Every record below should be printed exactly as given.
____ Listed records
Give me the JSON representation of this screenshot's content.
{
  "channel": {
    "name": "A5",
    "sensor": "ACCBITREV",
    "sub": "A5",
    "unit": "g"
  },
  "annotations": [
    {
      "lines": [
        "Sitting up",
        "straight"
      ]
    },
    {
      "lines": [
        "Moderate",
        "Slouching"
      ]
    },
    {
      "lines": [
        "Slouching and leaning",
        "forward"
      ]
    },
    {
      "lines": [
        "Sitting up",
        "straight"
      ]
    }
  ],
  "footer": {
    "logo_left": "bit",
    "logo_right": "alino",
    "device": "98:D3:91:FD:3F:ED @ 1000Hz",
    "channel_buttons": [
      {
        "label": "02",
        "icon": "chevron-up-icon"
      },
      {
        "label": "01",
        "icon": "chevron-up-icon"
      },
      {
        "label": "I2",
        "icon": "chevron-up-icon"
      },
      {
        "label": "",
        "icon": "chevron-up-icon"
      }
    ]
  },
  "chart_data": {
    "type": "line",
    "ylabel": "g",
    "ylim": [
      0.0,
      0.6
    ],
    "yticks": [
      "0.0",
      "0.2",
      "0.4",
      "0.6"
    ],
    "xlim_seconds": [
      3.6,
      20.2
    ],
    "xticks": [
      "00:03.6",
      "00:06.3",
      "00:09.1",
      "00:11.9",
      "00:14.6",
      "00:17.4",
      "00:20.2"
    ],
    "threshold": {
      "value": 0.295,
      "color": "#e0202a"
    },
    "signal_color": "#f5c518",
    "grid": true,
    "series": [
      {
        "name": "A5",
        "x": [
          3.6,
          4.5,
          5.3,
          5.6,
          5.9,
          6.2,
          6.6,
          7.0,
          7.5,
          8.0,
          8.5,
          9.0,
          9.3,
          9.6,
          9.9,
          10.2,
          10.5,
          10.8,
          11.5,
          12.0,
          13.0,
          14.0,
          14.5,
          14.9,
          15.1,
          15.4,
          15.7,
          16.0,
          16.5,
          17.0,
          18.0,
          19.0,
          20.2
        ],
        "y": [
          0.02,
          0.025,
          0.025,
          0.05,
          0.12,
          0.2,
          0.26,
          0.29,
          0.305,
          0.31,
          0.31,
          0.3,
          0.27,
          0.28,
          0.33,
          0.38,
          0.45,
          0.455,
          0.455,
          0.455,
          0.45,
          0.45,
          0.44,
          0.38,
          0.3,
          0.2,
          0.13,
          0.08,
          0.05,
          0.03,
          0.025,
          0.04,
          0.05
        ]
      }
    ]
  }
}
________
**Answer in full**
Give me the JSON representation of this screenshot's content.
{
  "channel": {
    "name": "A5",
    "sensor": "ACCBITREV",
    "sub": "A5",
    "unit": "g"
  },
  "annotations": [
    {
      "lines": [
        "Sitting up",
        "straight"
      ]
    },
    {
      "lines": [
        "Moderate",
        "Slouching"
      ]
    },
    {
      "lines": [
        "Slouching and leaning",
        "forward"
      ]
    },
    {
      "lines": [
        "Sitting up",
        "straight"
      ]
    }
  ],
  "footer": {
    "logo_left": "bit",
    "logo_right": "alino",
    "device": "98:D3:91:FD:3F:ED @ 1000Hz",
    "channel_buttons": [
      {
        "label": "02",
        "icon": "chevron-up-icon"
      },
      {
        "label": "01",
        "icon": "chevron-up-icon"
      },
      {
        "label": "I2",
        "icon": "chevron-up-icon"
      },
      {
        "label": "",
        "icon": "chevron-up-icon"
      }
    ]
  },
  "chart_data": {
    "type": "line",
    "ylabel": "g",
    "ylim": [
      0.0,
      0.6
    ],
    "yticks": [
      "0.0",
      "0.2",
      "0.4",
      "0.6"
    ],
    "xlim_seconds": [
      3.6,
      20.2
    ],
    "xticks": [
      "00:03.6",
      "00:06.3",
      "00:09.1",
      "00:11.9",
      "00:14.6",
      "00:17.4",
      "00:20.2"
    ],
    "threshold": {
      "value": 0.295,
      "color": "#e0202a"
    },
    "signal_color": "#f5c518",
    "grid": true,
    "series": [
      {
        "name": "A5",
        "x": [
          3.6,
          4.5,
          5.3,
          5.6,
          5.9,
          6.2,
          6.6,
          7.0,
          7.5,
          8.0,
          8.5,
          9.0,
          9.3,
          9.6,
          9.9,
          10.2,
          10.5,
          10.8,
          11.5,
          12.0,
          13.0,
          14.0,
          14.5,
          14.9,
          15.1,
          15.4,
          15.7,
          16.0,
          16.5,
          17.0,
          18.0,
          19.0,
          20.2
        ],
        "y": [
          0.02,
          0.025,
          0.025,
          0.05,
          0.12,
          0.2,
          0.26,
          0.29,
          0.305,
          0.31,
          0.31,
          0.3,
          0.27,
          0.28,
          0.33,
          0.38,
          0.45,
          0.455,
          0.455,
          0.455,
          0.45,
          0.45,
          0.44,
          0.38,
          0.3,
          0.2,
          0.13,
          0.08,
          0.05,
          0.03,
          0.025,
          0.04,
          0.05
        ]
      }
    ]
  }
}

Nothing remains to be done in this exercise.